## [Work to be completed]
Reproduce all records exactly.

## [Input records]
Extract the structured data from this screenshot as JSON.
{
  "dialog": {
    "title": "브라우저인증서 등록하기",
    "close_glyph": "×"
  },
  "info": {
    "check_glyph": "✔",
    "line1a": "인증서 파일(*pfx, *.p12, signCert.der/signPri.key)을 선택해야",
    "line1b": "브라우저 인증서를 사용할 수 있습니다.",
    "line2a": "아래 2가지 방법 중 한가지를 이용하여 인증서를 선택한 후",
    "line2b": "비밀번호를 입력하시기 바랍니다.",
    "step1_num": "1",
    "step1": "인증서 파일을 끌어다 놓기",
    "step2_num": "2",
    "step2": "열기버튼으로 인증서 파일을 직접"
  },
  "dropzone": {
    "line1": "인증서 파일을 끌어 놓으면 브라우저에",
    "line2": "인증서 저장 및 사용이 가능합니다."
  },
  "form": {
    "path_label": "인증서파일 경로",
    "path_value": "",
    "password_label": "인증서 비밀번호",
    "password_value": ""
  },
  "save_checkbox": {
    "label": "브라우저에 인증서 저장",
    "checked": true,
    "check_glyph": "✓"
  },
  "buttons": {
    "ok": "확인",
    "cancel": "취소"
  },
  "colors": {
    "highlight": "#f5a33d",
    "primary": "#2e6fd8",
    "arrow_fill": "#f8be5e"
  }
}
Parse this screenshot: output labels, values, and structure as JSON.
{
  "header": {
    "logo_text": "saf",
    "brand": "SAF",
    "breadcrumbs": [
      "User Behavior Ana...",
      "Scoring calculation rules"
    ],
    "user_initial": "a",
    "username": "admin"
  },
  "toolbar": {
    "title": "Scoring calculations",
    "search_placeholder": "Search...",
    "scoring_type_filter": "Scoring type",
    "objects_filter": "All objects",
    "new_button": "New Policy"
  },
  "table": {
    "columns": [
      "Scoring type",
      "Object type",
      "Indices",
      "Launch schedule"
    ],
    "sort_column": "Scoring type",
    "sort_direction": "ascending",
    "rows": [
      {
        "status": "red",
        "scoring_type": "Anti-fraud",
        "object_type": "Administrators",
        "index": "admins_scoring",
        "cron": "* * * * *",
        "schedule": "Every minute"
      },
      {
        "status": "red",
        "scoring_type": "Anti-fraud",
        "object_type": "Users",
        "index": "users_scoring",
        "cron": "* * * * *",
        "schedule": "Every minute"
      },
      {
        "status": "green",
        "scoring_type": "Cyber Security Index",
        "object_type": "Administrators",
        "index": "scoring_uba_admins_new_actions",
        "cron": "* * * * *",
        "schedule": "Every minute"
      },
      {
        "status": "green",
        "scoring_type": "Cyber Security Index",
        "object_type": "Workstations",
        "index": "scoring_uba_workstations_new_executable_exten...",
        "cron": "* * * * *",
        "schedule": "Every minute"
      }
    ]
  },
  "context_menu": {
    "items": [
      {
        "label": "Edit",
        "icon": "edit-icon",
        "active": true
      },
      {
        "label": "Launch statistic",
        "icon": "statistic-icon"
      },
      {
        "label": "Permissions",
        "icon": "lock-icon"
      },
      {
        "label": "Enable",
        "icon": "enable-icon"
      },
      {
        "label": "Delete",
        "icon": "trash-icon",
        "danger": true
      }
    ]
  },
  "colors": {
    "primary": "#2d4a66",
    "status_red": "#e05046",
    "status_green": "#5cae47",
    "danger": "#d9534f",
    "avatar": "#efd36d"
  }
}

## [Expected answer]
Extract the structured data from this screenshot as JSON.
{
  "dialog": {
    "title": "브라우저인증서 등록하기",
    "close_glyph": "×"
  },
  "info": {
    "check_glyph": "✔",
    "line1a": "인증서 파일(*pfx, *.p12, signCert.der/signPri.key)을 선택해야",
    "line1b": "브라우저 인증서를 사용할 수 있습니다.",
    "line2a": "아래 2가지 방법 중 한가지를 이용하여 인증서를 선택한 후",
    "line2b": "비밀번호를 입력하시기 바랍니다.",
    "step1_num": "1",
    "step1": "인증서 파일을 끌어다 놓기",
    "step2_num": "2",
    "step2": "열기버튼으로 인증서 파일을 직접"
  },
  "dropzone": {
    "line1": "인증서 파일을 끌어 놓으면 브라우저에",
    "line2": "인증서 저장 및 사용이 가능합니다."
  },
  "form": {
    "path_label": "인증서파일 경로",
    "path_value": "",
    "password_label": "인증서 비밀번호",
    "password_value": ""
  },
  "save_checkbox": {
    "label": "브라우저에 인증서 저장",
    "checked": true,
    "check_glyph": "✓"
  },
  "buttons": {
    "ok": "확인",
    "cancel": "취소"
  },
  "colors": {
    "highlight": "#f5a33d",
    "primary": "#2e6fd8",
    "arrow_fill": "#f8be5e"
  }
}
Parse this screenshot: output labels, values, and structure as JSON.
{
  "header": {
    "logo_text": "saf",
    "brand": "SAF",
    "breadcrumbs": [
      "User Behavior Ana...",
      "Scoring calculation rules"
    ],
    "user_initial": "a",
    "username": "admin"
  },
  "toolbar": {
    "title": "Scoring calculations",
    "search_placeholder": "Search...",
    "scoring_type_filter": "Scoring type",
    "objects_filter": "All objects",
    "new_button": "New Policy"
  },
  "table": {
    "columns": [
      "Scoring type",
      "Object type",
      "Indices",
      "Launch schedule"
    ],
    "sort_column": "Scoring type",
    "sort_direction": "ascending",
    "rows": [
      {
        "status": "red",
        "scoring_type": "Anti-fraud",
        "object_type": "Administrators",
        "index": "admins_scoring",
        "cron": "* * * * *",
        "schedule": "Every minute"
      },
      {
        "status": "red",
        "scoring_type": "Anti-fraud",
        "object_type": "Users",
        "index": "users_scoring",
        "cron": "* * * * *",
        "schedule": "Every minute"
      },
      {
        "status": "green",
        "scoring_type": "Cyber Security Index",
        "object_type": "Administrators",
        "index": "scoring_uba_admins_new_actions",
        "cron": "* * * * *",
        "schedule": "Every minute"
      },
      {
        "status": "green",
        "scoring_type": "Cyber Security Index",
        "object_type": "Workstations",
        "index": "scoring_uba_workstations_new_executable_exten...",
        "cron": "* * * * *",
        "schedule": "Every minute"
      }
    ]
  },
  "context_menu": {
    "items": [
      {
        "label": "Edit",
        "icon": "edit-icon",
        "active": true
      },
      {
        "label": "Launch statistic",
        "icon": "statistic-icon"
      },
      {
        "label": "Permissions",
        "icon": "lock-icon"
      },
      {
        "label": "Enable",
        "icon": "enable-icon"
      },
      {
        "label": "Delete",
        "icon": "trash-icon",
        "danger": true
      }
    ]
  },
  "colors": {
    "primary": "#2d4a66",
    "status_red": "#e05046",
    "status_green": "#5cae47",
    "danger": "#d9534f",
    "avatar": "#efd36d"
  }
}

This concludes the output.